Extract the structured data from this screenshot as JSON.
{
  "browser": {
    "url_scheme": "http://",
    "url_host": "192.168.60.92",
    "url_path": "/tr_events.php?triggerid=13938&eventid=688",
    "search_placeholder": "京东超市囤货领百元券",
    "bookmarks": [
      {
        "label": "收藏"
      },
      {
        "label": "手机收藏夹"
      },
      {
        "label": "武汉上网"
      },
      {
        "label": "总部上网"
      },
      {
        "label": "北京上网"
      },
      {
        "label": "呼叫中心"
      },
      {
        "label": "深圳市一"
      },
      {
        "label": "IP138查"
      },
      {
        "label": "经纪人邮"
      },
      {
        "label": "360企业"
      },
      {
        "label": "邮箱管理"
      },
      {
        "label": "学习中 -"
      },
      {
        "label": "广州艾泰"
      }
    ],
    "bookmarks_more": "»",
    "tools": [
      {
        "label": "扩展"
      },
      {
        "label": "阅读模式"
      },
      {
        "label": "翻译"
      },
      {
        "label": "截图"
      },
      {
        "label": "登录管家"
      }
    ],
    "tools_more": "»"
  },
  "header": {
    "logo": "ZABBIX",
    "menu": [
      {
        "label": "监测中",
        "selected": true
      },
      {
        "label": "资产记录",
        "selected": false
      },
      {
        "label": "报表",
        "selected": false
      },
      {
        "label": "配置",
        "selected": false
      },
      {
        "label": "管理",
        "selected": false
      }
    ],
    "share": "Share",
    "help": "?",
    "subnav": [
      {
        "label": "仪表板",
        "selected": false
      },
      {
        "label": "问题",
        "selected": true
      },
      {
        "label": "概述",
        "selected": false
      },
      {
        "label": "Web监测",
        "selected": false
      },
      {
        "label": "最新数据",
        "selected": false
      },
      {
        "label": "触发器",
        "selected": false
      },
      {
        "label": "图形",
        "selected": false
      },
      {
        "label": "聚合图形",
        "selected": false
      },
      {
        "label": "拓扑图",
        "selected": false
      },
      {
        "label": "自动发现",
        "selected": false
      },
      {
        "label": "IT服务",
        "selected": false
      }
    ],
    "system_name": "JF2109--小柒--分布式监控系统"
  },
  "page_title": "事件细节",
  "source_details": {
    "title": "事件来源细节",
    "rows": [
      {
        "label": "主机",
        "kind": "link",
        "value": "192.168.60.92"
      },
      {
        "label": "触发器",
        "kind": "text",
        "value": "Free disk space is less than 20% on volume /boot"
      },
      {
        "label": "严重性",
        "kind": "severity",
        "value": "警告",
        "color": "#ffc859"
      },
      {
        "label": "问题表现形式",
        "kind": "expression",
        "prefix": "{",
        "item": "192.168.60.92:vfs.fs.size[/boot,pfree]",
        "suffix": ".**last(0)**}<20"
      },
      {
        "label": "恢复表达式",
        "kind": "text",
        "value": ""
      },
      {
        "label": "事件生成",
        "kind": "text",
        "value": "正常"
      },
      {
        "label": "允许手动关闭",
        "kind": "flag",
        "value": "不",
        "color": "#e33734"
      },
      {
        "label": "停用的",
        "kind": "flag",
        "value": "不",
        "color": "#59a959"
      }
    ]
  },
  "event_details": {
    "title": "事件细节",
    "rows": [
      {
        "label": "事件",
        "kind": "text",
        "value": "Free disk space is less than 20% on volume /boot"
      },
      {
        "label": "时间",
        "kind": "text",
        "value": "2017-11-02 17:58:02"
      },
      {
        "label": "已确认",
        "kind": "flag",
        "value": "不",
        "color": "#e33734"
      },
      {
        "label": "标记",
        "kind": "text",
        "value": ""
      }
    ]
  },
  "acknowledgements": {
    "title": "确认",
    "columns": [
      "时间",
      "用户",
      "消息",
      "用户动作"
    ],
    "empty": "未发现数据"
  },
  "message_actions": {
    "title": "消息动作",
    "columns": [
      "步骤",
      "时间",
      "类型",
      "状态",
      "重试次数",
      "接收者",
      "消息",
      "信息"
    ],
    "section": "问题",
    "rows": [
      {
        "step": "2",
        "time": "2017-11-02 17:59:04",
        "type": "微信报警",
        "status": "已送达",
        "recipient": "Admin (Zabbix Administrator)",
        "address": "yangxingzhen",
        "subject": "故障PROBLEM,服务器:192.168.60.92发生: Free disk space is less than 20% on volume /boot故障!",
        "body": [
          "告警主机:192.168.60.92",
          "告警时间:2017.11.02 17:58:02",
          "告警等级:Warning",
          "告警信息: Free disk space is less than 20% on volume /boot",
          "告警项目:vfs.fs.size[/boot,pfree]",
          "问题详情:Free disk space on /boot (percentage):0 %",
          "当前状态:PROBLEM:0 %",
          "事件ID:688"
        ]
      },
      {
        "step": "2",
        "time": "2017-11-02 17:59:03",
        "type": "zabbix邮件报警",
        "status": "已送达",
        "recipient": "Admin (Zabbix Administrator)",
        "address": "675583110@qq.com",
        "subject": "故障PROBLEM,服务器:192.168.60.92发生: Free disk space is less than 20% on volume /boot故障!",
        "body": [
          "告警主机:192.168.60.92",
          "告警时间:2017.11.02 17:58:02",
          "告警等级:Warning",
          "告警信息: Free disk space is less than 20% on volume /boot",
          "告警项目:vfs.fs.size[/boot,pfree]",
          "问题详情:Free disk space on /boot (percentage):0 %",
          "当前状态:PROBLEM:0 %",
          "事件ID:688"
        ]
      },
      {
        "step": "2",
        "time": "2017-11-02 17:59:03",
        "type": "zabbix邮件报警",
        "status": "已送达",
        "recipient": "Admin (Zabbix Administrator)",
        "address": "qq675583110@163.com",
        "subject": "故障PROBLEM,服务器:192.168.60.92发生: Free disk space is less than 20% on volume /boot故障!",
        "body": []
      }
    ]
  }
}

**********

WRITTEN PROBLEM ▸ Write out the entries in full, exactly as given.

TASK OUTPUT ▸
Extract the structured data from this screenshot as JSON.
{
  "browser": {
    "url_scheme": "http://",
    "url_host": "192.168.60.92",
    "url_path": "/tr_events.php?triggerid=13938&eventid=688",
    "search_placeholder": "京东超市囤货领百元券",
    "bookmarks": [
      {
        "label": "收藏"
      },
      {
        "label": "手机收藏夹"
      },
      {
        "label": "武汉上网"
      },
      {
        "label": "总部上网"
      },
      {
        "label": "北京上网"
      },
      {
        "label": "呼叫中心"
      },
      {
        "label": "深圳市一"
      },
      {
        "label": "IP138查"
      },
      {
        "label": "经纪人邮"
      },
      {
        "label": "360企业"
      },
      {
        "label": "邮箱管理"
      },
      {
        "label": "学习中 -"
      },
      {
        "label": "广州艾泰"
      }
    ],
    "bookmarks_more": "»",
    "tools": [
      {
        "label": "扩展"
      },
      {
        "label": "阅读模式"
      },
      {
        "label": "翻译"
      },
      {
        "label": "截图"
      },
      {
        "label": "登录管家"
      }
    ],
    "tools_more": "»"
  },
  "header": {
    "logo": "ZABBIX",
    "menu": [
      {
        "label": "监测中",
        "selected": true
      },
      {
        "label": "资产记录",
        "selected": false
      },
      {
        "label": "报表",
        "selected": false
      },
      {
        "label": "配置",
        "selected": false
      },
      {
        "label": "管理",
        "selected": false
      }
    ],
    "share": "Share",
    "help": "?",
    "subnav": [
      {
        "label": "仪表板",
        "selected": false
      },
      {
        "label": "问题",
        "selected": true
      },
      {
        "label": "概述",
        "selected": false
      },
      {
        "label": "Web监测",
        "selected": false
      },
      {
        "label": "最新数据",
        "selected": false
      },
      {
        "label": "触发器",
        "selected": false
      },
      {
        "label": "图形",
        "selected": false
      },
      {
        "label": "聚合图形",
        "selected": false
      },
      {
        "label": "拓扑图",
        "selected": false
      },
      {
        "label": "自动发现",
        "selected": false
      },
      {
        "label": "IT服务",
        "selected": false
      }
    ],
    "system_name": "JF2109--小柒--分布式监控系统"
  },
  "page_title": "事件细节",
  "source_details": {
    "title": "事件来源细节",
    "rows": [
      {
        "label": "主机",
        "kind": "link",
        "value": "192.168.60.92"
      },
      {
        "label": "触发器",
        "kind": "text",
        "value": "Free disk space is less than 20% on volume /boot"
      },
      {
        "label": "严重性",
        "kind": "severity",
        "value": "警告",
        "color": "#ffc859"
      },
      {
        "label": "问题表现形式",
        "kind": "expression",
        "prefix": "{",
        "item": "192.168.60.92:vfs.fs.size[/boot,pfree]",
        "suffix": ".**last(0)**}<20"
      },
      {
        "label": "恢复表达式",
        "kind": "text",
        "value": ""
      },
      {
        "label": "事件生成",
        "kind": "text",
        "value": "正常"
      },
      {
        "label": "允许手动关闭",
        "kind": "flag",
        "value": "不",
        "color": "#e33734"
      },
      {
        "label": "停用的",
        "kind": "flag",
        "value": "不",
        "color": "#59a959"
      }
    ]
  },
  "event_details": {
    "title": "事件细节",
    "rows": [
      {
        "label": "事件",
        "kind": "text",
        "value": "Free disk space is less than 20% on volume /boot"
      },
      {
        "label": "时间",
        "kind": "text",
        "value": "2017-11-02 17:58:02"
      },
      {
        "label": "已确认",
        "kind": "flag",
        "value": "不",
        "color": "#e33734"
      },
      {
        "label": "标记",
        "kind": "text",
        "value": ""
      }
    ]
  },
  "acknowledgements": {
    "title": "确认",
    "columns": [
      "时间",
      "用户",
      "消息",
      "用户动作"
    ],
    "empty": "未发现数据"
  },
  "message_actions": {
    "title": "消息动作",
    "columns": [
      "步骤",
      "时间",
      "类型",
      "状态",
      "重试次数",
      "接收者",
      "消息",
      "信息"
    ],
    "section": "问题",
    "rows": [
      {
        "step": "2",
        "time": "2017-11-02 17:59:04",
        "type": "微信报警",
        "status": "已送达",
        "recipient": "Admin (Zabbix Administrator)",
        "address": "yangxingzhen",
        "subject": "故障PROBLEM,服务器:192.168.60.92发生: Free disk space is less than 20% on volume /boot故障!",
        "body": [
          "告警主机:192.168.60.92",
          "告警时间:2017.11.02 17:58:02",
          "告警等级:Warning",
          "告警信息: Free disk space is less than 20% on volume /boot",
          "告警项目:vfs.fs.size[/boot,pfree]",
          "问题详情:Free disk space on /boot (percentage):0 %",
          "当前状态:PROBLEM:0 %",
          "事件ID:688"
        ]
      },
      {
        "step": "2",
        "time": "2017-11-02 17:59:03",
        "type": "zabbix邮件报警",
        "status": "已送达",
        "recipient": "Admin (Zabbix Administrator)",
        "address": "675583110@qq.com",
        "subject": "故障PROBLEM,服务器:192.168.60.92发生: Free disk space is less than 20% on volume /boot故障!",
        "body": [
          "告警主机:192.168.60.92",
          "告警时间:2017.11.02 17:58:02",
          "告警等级:Warning",
          "告警信息: Free disk space is less than 20% on volume /boot",
          "告警项目:vfs.fs.size[/boot,pfree]",
          "问题详情:Free disk space on /boot (percentage):0 %",
          "当前状态:PROBLEM:0 %",
          "事件ID:688"
        ]
      },
      {
        "step": "2",
        "time": "2017-11-02 17:59:03",
        "type": "zabbix邮件报警",
        "status": "已送达",
        "recipient": "Admin (Zabbix Administrator)",
        "address": "qq675583110@163.com",
        "subject": "故障PROBLEM,服务器:192.168.60.92发生: Free disk space is less than 20% on volume /boot故障!",
        "body": []
      }
    ]
  }
}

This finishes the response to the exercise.